#### [Task input]
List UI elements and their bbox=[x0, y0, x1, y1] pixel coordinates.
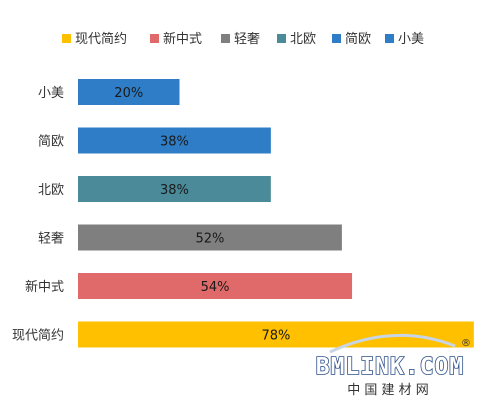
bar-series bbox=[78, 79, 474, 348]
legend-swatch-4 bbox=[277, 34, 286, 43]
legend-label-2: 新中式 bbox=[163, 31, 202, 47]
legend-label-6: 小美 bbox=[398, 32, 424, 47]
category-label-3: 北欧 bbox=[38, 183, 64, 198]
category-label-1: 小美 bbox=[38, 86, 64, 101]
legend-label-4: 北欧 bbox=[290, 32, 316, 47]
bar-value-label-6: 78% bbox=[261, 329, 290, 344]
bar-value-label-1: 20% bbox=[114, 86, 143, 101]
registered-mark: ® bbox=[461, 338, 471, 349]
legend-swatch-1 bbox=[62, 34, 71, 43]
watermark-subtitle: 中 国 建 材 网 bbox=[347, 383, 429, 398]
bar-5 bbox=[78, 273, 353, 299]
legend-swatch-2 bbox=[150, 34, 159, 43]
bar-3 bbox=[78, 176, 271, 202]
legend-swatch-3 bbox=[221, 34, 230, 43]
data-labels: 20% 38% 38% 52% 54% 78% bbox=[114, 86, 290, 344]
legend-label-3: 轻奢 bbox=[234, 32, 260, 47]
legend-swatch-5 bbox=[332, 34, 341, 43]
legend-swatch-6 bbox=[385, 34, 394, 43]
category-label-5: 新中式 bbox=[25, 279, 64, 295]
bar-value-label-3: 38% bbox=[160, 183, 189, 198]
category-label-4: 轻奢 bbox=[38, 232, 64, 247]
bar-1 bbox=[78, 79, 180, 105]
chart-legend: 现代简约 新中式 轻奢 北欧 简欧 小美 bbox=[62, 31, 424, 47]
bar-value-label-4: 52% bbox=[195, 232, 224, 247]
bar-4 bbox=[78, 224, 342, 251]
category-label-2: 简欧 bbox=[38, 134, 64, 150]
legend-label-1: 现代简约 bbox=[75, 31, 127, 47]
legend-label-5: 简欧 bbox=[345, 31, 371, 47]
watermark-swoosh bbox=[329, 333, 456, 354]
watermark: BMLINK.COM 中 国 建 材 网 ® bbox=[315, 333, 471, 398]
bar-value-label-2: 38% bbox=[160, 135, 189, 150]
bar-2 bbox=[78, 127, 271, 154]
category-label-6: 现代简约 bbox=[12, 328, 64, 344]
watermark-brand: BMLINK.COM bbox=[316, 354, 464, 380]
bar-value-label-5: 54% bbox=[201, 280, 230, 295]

--

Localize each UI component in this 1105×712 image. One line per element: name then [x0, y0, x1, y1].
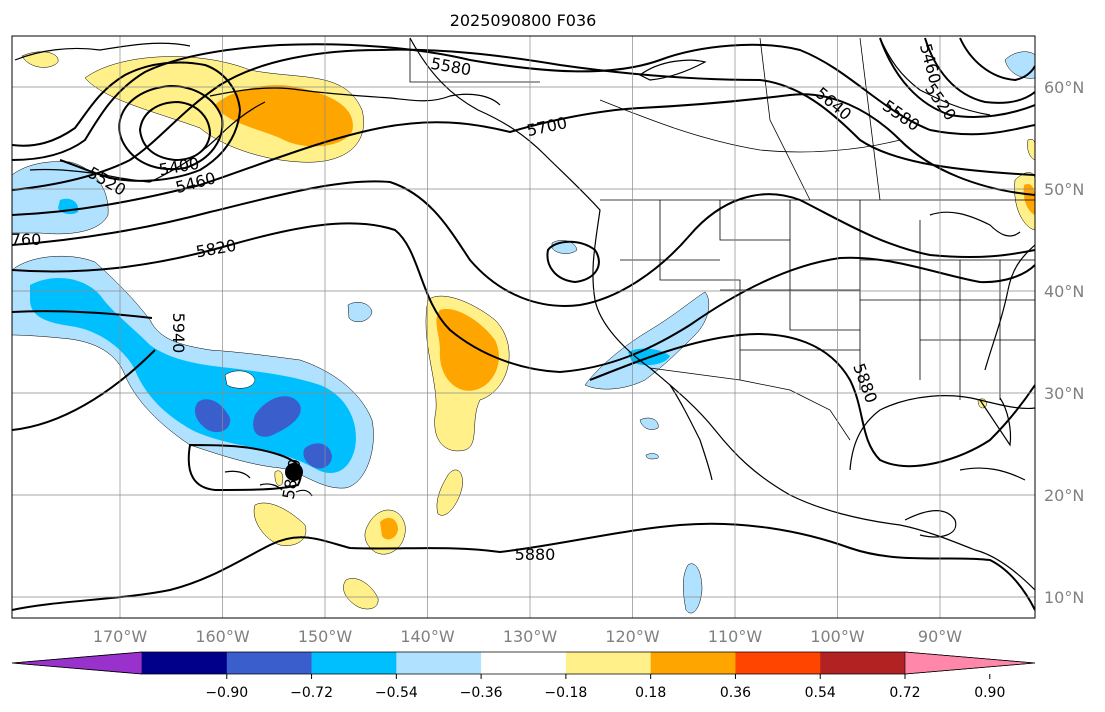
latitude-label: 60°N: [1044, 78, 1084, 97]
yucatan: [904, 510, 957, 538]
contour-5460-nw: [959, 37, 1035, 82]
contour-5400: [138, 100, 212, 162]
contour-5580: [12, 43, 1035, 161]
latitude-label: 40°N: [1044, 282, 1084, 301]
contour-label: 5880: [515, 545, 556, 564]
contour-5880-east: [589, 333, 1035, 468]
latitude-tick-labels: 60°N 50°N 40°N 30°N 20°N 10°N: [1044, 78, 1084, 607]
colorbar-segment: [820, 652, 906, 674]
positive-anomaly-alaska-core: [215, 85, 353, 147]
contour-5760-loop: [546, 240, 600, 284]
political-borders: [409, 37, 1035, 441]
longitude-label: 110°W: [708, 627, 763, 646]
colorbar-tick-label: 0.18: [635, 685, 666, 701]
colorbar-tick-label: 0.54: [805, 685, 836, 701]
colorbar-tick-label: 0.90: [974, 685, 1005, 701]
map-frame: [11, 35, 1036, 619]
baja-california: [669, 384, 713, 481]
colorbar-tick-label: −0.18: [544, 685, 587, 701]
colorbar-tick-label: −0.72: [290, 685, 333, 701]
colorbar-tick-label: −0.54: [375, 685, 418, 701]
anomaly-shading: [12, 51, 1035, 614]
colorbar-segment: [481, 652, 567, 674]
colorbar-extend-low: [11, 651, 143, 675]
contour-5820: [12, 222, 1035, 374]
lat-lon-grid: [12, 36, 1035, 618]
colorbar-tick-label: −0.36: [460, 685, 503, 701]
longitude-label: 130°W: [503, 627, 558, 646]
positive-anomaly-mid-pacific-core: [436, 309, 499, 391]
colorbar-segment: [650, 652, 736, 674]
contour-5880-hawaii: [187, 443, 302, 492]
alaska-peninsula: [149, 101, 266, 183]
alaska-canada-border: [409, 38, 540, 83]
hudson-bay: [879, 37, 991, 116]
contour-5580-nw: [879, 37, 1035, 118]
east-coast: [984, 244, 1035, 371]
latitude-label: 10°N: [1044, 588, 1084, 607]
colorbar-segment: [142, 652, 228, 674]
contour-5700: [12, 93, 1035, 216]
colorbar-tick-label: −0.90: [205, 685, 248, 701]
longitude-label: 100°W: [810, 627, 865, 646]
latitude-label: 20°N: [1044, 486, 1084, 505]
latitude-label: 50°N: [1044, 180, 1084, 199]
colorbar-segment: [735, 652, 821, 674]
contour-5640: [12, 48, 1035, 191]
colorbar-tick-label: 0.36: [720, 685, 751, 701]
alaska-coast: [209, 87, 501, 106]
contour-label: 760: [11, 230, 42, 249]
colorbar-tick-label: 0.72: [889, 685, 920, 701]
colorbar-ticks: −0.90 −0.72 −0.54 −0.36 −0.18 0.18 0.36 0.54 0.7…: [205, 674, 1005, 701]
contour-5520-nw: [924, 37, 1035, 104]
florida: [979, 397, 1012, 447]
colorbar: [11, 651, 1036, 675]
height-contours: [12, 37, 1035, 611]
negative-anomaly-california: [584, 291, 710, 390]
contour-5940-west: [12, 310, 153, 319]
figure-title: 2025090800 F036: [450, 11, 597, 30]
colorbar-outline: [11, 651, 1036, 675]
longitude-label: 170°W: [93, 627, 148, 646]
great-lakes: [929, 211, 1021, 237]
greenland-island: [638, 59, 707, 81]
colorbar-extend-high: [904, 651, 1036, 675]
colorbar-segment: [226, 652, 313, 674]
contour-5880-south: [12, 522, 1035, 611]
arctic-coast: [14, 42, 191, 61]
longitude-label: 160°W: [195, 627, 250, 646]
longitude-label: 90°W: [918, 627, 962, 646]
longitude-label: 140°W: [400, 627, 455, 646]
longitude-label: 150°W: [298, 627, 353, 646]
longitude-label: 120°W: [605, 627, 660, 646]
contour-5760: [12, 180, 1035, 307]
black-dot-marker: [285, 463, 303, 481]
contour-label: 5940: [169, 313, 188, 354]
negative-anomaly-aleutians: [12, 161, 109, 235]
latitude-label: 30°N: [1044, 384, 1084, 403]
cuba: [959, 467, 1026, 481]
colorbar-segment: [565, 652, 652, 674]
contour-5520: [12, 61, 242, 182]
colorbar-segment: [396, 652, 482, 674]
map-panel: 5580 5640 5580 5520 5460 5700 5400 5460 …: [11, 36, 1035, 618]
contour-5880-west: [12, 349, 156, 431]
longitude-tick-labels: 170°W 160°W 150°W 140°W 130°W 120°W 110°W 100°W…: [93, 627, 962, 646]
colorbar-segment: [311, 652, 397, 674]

--

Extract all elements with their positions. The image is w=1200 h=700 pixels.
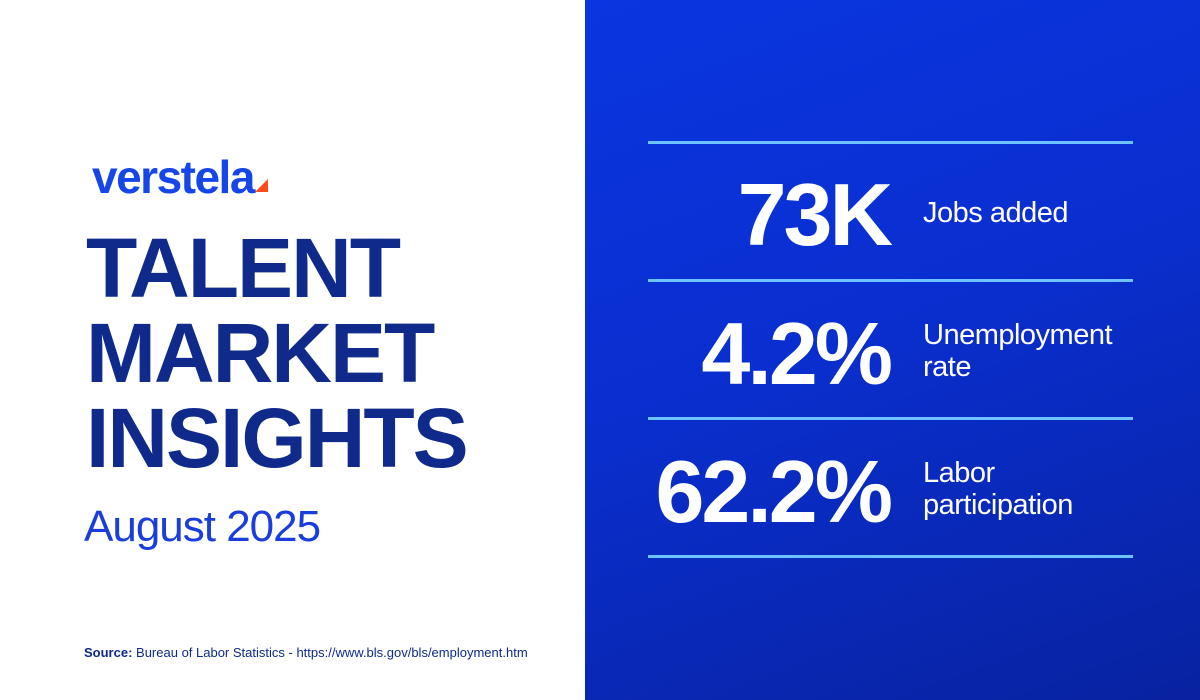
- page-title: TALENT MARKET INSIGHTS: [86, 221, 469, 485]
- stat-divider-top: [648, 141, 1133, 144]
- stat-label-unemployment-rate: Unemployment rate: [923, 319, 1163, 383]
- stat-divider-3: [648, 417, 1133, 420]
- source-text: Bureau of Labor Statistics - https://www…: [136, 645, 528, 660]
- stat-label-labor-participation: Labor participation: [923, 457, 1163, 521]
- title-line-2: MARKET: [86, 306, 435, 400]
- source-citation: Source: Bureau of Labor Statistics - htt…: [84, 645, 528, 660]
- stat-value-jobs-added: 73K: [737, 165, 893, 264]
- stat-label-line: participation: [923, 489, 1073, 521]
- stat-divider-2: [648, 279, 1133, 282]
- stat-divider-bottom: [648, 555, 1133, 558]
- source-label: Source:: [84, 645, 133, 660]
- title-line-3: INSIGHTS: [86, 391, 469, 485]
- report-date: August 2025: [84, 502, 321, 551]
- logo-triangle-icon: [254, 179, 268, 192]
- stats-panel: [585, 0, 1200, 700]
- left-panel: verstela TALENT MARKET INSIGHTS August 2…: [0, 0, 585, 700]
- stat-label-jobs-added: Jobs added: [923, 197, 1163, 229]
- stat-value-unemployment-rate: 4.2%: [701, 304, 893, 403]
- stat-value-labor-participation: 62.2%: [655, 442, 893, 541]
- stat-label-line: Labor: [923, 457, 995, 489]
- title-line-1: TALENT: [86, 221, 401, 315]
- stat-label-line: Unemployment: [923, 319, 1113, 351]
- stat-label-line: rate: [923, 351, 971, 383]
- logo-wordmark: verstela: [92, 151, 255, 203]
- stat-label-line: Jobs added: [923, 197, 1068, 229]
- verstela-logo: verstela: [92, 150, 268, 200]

#### [The problem]
Rewrite the lines starting at "bar-series bbox=[78, 79, 474, 348]" and ending at "category-label-1: 小美 bbox=[38, 86, 64, 101]", putting "axis-label" wherever "category-label" appears and leaving everything else unchanged.

#### [Answer for the task]
bar-series bbox=[78, 79, 474, 348]
legend-swatch-4 bbox=[277, 34, 286, 43]
legend-label-2: 新中式 bbox=[163, 31, 202, 47]
legend-label-6: 小美 bbox=[398, 32, 424, 47]
axis-label-3: 北欧 bbox=[38, 183, 64, 198]
axis-label-1: 小美 bbox=[38, 86, 64, 101]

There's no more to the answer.